— Description of the task —
Your task is to repeat the entries underneath exactly, minus the pictures.

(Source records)

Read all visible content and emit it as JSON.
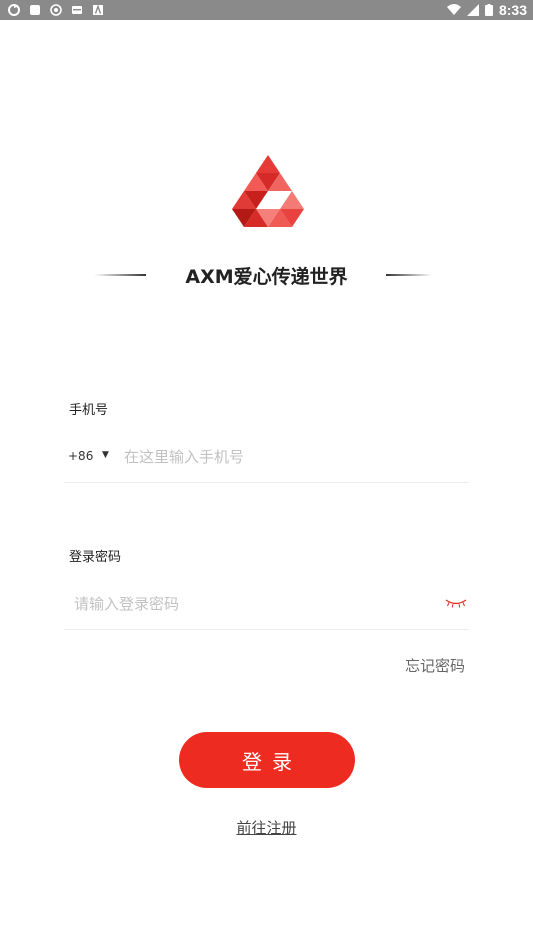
{
  "status_bar": {
    "time": "8:33"
  },
  "brand": {
    "title": "AXM爱心传递世界",
    "accent_color": "#ee2b20"
  },
  "form": {
    "phone": {
      "label": "手机号",
      "country_code": "+86",
      "caret": "▼",
      "placeholder": "在这里输入手机号",
      "value": ""
    },
    "password": {
      "label": "登录密码",
      "placeholder": "请输入登录密码",
      "value": "",
      "toggle_icon": "eye-closed-icon"
    },
    "forgot_label": "忘记密码",
    "login_label": "登录",
    "register_label": "前往注册"
  }
}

— The output —
Read all visible content and emit it as JSON.
{
  "status_bar": {
    "time": "8:33"
  },
  "brand": {
    "title": "AXM爱心传递世界",
    "accent_color": "#ee2b20"
  },
  "form": {
    "phone": {
      "label": "手机号",
      "country_code": "+86",
      "caret": "▼",
      "placeholder": "在这里输入手机号",
      "value": ""
    },
    "password": {
      "label": "登录密码",
      "placeholder": "请输入登录密码",
      "value": "",
      "toggle_icon": "eye-closed-icon"
    },
    "forgot_label": "忘记密码",
    "login_label": "登录",
    "register_label": "前往注册"
  }
}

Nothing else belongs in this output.